* Begin Provided records *

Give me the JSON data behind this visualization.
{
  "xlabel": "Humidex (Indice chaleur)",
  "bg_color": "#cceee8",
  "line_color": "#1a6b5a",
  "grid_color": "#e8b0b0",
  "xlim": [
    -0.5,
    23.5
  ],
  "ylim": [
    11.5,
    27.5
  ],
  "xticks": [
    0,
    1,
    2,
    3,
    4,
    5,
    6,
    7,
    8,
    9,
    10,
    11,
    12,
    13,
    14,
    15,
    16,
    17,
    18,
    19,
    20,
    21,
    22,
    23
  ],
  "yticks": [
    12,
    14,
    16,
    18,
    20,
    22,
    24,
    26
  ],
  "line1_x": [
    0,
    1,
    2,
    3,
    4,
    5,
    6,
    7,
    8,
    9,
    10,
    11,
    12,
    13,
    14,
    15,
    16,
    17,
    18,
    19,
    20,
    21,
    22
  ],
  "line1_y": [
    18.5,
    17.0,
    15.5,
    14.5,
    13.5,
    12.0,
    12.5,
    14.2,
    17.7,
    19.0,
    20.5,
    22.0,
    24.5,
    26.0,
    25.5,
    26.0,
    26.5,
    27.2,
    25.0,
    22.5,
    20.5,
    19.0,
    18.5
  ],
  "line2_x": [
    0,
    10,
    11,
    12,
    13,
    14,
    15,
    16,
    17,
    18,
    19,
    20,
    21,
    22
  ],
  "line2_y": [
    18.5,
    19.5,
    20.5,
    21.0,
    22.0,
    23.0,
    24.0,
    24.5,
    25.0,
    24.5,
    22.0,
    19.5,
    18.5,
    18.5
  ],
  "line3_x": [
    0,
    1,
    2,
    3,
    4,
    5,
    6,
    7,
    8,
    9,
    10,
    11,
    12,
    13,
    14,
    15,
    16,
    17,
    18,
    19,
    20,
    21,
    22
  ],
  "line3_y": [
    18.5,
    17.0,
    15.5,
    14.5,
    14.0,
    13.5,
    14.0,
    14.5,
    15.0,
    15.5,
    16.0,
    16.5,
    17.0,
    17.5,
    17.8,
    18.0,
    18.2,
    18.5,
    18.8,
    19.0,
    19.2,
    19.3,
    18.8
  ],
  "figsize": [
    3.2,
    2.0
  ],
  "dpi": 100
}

* End Provided records *

■ **Do this**: All of the material above needs to be retyped word for word.

■ **Correct output**:
Give me the JSON data behind this visualization.
{
  "xlabel": "Humidex (Indice chaleur)",
  "bg_color": "#cceee8",
  "line_color": "#1a6b5a",
  "grid_color": "#e8b0b0",
  "xlim": [
    -0.5,
    23.5
  ],
  "ylim": [
    11.5,
    27.5
  ],
  "xticks": [
    0,
    1,
    2,
    3,
    4,
    5,
    6,
    7,
    8,
    9,
    10,
    11,
    12,
    13,
    14,
    15,
    16,
    17,
    18,
    19,
    20,
    21,
    22,
    23
  ],
  "yticks": [
    12,
    14,
    16,
    18,
    20,
    22,
    24,
    26
  ],
  "line1_x": [
    0,
    1,
    2,
    3,
    4,
    5,
    6,
    7,
    8,
    9,
    10,
    11,
    12,
    13,
    14,
    15,
    16,
    17,
    18,
    19,
    20,
    21,
    22
  ],
  "line1_y": [
    18.5,
    17.0,
    15.5,
    14.5,
    13.5,
    12.0,
    12.5,
    14.2,
    17.7,
    19.0,
    20.5,
    22.0,
    24.5,
    26.0,
    25.5,
    26.0,
    26.5,
    27.2,
    25.0,
    22.5,
    20.5,
    19.0,
    18.5
  ],
  "line2_x": [
    0,
    10,
    11,
    12,
    13,
    14,
    15,
    16,
    17,
    18,
    19,
    20,
    21,
    22
  ],
  "line2_y": [
    18.5,
    19.5,
    20.5,
    21.0,
    22.0,
    23.0,
    24.0,
    24.5,
    25.0,
    24.5,
    22.0,
    19.5,
    18.5,
    18.5
  ],
  "line3_x": [
    0,
    1,
    2,
    3,
    4,
    5,
    6,
    7,
    8,
    9,
    10,
    11,
    12,
    13,
    14,
    15,
    16,
    17,
    18,
    19,
    20,
    21,
    22
  ],
  "line3_y": [
    18.5,
    17.0,
    15.5,
    14.5,
    14.0,
    13.5,
    14.0,
    14.5,
    15.0,
    15.5,
    16.0,
    16.5,
    17.0,
    17.5,
    17.8,
    18.0,
    18.2,
    18.5,
    18.8,
    19.0,
    19.2,
    19.3,
    18.8
  ],
  "figsize": [
    3.2,
    2.0
  ],
  "dpi": 100
}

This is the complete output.